** WHAT YOU ARE ASKED TO DO **
From the entries below, please gather each line containing the string "world".

** RECORDED DATA **
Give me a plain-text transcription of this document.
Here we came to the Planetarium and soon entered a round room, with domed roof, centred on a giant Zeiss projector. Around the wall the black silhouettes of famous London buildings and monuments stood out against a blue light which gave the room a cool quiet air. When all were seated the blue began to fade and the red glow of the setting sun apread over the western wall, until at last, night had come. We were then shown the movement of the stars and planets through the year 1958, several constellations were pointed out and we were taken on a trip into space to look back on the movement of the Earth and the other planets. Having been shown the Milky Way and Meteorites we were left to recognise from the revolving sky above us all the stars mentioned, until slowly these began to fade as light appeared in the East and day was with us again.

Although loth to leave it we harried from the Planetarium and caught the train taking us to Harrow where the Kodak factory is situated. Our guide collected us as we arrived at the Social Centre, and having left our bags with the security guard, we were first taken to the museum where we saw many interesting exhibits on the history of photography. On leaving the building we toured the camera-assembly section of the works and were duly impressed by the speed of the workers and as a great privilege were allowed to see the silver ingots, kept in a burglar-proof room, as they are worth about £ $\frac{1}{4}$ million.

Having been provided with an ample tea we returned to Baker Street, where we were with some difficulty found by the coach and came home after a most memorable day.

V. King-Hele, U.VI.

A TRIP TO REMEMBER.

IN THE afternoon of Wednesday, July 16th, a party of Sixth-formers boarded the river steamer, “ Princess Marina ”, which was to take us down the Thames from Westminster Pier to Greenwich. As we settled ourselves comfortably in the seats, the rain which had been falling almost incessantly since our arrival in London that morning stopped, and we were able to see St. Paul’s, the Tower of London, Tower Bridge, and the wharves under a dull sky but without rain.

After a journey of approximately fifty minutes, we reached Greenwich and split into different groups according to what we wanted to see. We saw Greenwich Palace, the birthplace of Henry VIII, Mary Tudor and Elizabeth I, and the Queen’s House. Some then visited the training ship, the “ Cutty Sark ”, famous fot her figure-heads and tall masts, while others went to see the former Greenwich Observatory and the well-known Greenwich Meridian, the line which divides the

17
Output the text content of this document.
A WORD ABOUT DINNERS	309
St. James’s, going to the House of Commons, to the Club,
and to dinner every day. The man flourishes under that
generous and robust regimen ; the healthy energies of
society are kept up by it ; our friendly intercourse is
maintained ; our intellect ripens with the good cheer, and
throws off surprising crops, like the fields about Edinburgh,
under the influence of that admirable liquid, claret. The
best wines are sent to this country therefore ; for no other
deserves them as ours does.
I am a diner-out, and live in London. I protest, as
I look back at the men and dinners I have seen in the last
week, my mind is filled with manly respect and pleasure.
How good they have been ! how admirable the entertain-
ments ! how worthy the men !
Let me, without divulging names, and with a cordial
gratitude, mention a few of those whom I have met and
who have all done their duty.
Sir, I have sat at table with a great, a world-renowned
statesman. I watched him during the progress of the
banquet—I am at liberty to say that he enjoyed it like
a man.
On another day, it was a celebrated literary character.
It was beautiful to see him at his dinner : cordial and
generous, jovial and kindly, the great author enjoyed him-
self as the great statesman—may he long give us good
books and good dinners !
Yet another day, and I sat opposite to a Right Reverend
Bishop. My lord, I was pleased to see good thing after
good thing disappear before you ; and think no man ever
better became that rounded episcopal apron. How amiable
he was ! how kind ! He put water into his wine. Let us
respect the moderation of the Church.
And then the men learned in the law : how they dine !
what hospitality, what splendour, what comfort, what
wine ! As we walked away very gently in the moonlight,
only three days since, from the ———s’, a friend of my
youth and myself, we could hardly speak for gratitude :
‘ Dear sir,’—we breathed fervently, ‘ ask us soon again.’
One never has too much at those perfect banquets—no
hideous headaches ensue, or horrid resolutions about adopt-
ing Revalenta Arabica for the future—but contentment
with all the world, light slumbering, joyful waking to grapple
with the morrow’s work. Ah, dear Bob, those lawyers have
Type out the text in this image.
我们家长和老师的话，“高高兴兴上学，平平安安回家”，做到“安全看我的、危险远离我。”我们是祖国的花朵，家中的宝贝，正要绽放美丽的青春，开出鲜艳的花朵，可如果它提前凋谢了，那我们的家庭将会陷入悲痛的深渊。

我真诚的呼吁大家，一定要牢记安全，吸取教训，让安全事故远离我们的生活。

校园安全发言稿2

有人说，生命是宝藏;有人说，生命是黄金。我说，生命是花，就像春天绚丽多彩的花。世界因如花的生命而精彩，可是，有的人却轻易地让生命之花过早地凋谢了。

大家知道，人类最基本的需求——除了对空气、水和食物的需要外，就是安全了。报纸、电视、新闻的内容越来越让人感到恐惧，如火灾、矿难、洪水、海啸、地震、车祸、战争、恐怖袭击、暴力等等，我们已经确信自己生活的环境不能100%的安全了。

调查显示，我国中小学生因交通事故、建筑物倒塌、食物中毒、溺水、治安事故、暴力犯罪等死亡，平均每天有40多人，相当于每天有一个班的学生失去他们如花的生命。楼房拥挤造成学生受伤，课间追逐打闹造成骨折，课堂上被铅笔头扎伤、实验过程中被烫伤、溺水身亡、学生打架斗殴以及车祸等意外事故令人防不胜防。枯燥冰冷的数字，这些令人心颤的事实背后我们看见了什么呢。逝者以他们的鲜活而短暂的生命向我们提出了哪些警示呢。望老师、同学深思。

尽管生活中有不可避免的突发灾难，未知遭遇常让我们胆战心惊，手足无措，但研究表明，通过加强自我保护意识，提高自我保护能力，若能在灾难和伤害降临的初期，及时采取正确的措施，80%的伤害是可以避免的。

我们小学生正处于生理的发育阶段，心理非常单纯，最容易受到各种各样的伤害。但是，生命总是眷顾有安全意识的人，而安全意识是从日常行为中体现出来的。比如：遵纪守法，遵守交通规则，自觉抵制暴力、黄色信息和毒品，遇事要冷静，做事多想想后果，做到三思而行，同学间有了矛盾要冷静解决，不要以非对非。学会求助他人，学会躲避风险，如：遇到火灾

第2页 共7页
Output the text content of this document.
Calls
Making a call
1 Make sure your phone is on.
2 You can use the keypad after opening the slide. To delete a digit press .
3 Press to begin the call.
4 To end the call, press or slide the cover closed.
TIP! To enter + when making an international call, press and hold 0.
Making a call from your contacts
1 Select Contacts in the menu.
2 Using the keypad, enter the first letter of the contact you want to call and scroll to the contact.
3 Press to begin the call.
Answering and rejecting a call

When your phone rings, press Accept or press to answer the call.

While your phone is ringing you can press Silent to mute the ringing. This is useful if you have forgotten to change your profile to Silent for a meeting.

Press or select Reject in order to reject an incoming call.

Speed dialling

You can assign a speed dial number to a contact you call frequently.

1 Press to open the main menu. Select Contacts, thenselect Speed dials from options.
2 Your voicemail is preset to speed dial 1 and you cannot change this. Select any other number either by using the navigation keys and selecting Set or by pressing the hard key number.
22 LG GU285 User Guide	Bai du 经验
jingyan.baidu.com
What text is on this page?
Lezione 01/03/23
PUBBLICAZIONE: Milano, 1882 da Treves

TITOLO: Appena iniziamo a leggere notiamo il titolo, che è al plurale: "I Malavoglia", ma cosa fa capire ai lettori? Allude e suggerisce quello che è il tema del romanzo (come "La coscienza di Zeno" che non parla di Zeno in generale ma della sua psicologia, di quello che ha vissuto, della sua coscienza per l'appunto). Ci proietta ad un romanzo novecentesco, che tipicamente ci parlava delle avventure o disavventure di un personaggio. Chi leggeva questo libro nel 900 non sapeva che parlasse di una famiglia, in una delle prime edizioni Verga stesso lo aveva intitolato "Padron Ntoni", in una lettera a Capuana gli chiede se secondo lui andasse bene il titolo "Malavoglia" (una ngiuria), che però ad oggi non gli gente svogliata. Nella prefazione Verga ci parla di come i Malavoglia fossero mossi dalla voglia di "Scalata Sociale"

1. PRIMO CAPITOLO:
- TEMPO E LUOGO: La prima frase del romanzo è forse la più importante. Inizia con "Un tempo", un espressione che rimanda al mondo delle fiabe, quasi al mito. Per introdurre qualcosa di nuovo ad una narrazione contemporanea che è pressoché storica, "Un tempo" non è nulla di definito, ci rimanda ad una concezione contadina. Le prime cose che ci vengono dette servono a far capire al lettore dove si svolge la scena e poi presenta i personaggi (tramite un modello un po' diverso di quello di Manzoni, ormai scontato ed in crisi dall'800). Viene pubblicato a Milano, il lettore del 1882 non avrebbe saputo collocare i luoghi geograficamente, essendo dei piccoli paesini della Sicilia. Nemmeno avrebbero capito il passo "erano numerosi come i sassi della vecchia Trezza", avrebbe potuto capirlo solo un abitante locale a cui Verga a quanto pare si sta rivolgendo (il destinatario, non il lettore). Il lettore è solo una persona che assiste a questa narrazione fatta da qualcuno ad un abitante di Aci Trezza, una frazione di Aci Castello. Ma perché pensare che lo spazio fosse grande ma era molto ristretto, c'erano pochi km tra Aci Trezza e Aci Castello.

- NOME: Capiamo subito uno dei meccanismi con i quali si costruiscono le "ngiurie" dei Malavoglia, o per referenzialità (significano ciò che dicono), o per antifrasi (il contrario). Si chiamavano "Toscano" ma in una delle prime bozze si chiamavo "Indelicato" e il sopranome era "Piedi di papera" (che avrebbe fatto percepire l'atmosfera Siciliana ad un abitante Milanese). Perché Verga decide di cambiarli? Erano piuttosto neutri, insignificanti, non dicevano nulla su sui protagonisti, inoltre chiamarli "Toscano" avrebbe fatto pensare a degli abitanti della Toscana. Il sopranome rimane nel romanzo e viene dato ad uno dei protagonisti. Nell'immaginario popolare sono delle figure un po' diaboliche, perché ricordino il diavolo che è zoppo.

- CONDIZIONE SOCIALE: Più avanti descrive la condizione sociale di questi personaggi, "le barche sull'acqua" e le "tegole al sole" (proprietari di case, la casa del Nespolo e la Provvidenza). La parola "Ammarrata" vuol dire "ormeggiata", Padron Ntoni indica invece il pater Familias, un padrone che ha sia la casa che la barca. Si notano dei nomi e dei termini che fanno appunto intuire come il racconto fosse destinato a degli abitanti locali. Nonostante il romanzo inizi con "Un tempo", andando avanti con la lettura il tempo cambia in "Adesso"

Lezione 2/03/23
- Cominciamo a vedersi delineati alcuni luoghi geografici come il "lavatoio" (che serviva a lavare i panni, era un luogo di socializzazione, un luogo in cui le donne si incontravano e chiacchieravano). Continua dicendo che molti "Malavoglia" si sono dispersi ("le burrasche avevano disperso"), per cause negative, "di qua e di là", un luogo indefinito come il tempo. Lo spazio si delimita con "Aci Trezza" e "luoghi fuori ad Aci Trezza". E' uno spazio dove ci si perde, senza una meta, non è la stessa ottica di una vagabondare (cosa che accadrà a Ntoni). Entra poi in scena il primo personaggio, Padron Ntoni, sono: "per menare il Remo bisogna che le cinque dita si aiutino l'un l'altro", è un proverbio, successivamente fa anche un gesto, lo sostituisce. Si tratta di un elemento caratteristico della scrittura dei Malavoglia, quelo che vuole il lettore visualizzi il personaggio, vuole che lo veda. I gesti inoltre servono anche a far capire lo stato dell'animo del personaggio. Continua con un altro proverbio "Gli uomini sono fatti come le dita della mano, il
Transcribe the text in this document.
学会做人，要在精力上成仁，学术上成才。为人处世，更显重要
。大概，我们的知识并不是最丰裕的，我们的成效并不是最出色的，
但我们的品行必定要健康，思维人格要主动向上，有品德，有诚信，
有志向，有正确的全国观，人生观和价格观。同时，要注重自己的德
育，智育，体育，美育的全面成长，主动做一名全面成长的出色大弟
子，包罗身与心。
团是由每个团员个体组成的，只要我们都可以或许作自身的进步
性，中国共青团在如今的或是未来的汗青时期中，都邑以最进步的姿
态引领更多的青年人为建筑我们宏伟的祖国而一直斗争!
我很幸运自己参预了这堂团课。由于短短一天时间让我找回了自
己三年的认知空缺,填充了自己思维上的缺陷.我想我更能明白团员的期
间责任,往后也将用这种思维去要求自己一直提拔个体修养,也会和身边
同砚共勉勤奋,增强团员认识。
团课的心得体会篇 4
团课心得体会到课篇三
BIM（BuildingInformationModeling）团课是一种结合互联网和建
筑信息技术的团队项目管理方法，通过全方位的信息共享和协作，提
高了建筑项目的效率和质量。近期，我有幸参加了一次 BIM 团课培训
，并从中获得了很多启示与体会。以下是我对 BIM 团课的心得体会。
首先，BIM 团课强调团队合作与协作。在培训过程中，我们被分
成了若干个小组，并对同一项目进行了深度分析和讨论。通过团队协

** REPLY **
Sir, I have sat at table with a great, a world-renowned
with all the world, light slumbering, joyful waking to grapple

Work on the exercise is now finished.